■ TASK DETAILS
Keep the pictures out and restate every record exactly.

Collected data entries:
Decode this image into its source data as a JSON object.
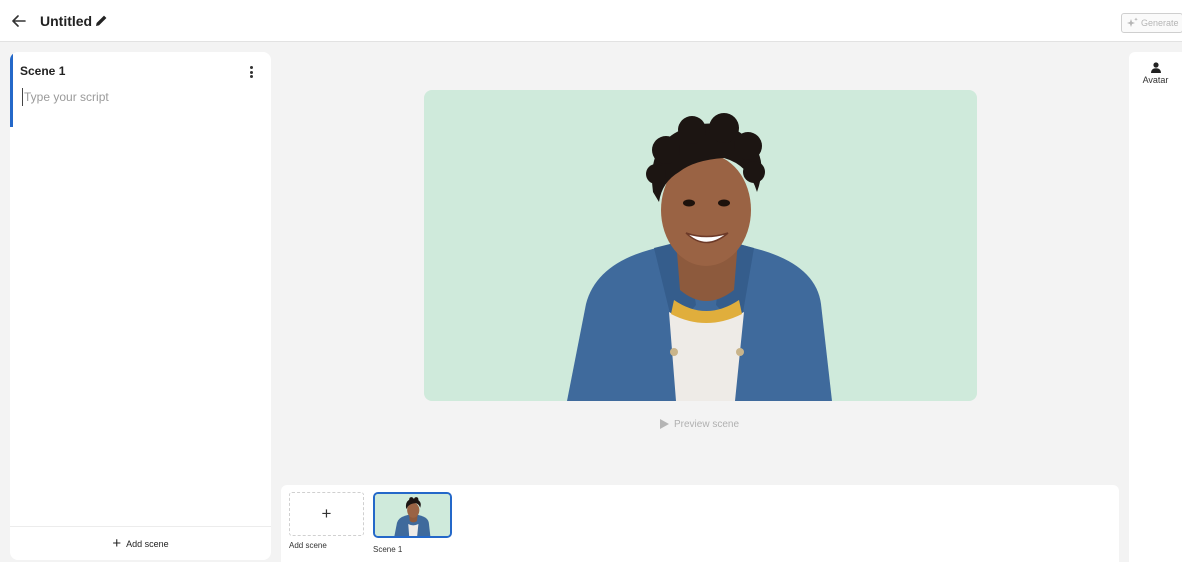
{
  "header": {
    "title": "Untitled",
    "generate_label": "Generate",
    "icons": {
      "back": "arrow-left-icon",
      "edit": "pencil-icon",
      "generate": "sparkle-icon"
    }
  },
  "script_panel": {
    "scene_title": "Scene 1",
    "script_value": "",
    "script_placeholder": "Type your script",
    "add_scene_label": "Add scene",
    "icons": {
      "menu": "more-vertical-icon",
      "add": "plus-icon"
    }
  },
  "canvas": {
    "background_color": "#cfeadb",
    "preview_label": "Preview scene",
    "icons": {
      "preview": "play-icon"
    }
  },
  "timeline": {
    "add_scene_label": "Add scene",
    "scenes": [
      {
        "label": "Scene 1",
        "selected": true
      }
    ]
  },
  "right_rail": {
    "items": [
      {
        "label": "Avatar",
        "icon": "person-icon"
      }
    ]
  },
  "colors": {
    "accent": "#2468c9",
    "canvas_bg": "#cfeadb",
    "app_bg": "#f3f3f3"
  }
}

■ PROBLEM SOLUTION
Decode this image into its source data as a JSON object.
{
  "header": {
    "title": "Untitled",
    "generate_label": "Generate",
    "icons": {
      "back": "arrow-left-icon",
      "edit": "pencil-icon",
      "generate": "sparkle-icon"
    }
  },
  "script_panel": {
    "scene_title": "Scene 1",
    "script_value": "",
    "script_placeholder": "Type your script",
    "add_scene_label": "Add scene",
    "icons": {
      "menu": "more-vertical-icon",
      "add": "plus-icon"
    }
  },
  "canvas": {
    "background_color": "#cfeadb",
    "preview_label": "Preview scene",
    "icons": {
      "preview": "play-icon"
    }
  },
  "timeline": {
    "add_scene_label": "Add scene",
    "scenes": [
      {
        "label": "Scene 1",
        "selected": true
      }
    ]
  },
  "right_rail": {
    "items": [
      {
        "label": "Avatar",
        "icon": "person-icon"
      }
    ]
  },
  "colors": {
    "accent": "#2468c9",
    "canvas_bg": "#cfeadb",
    "app_bg": "#f3f3f3"
  }
}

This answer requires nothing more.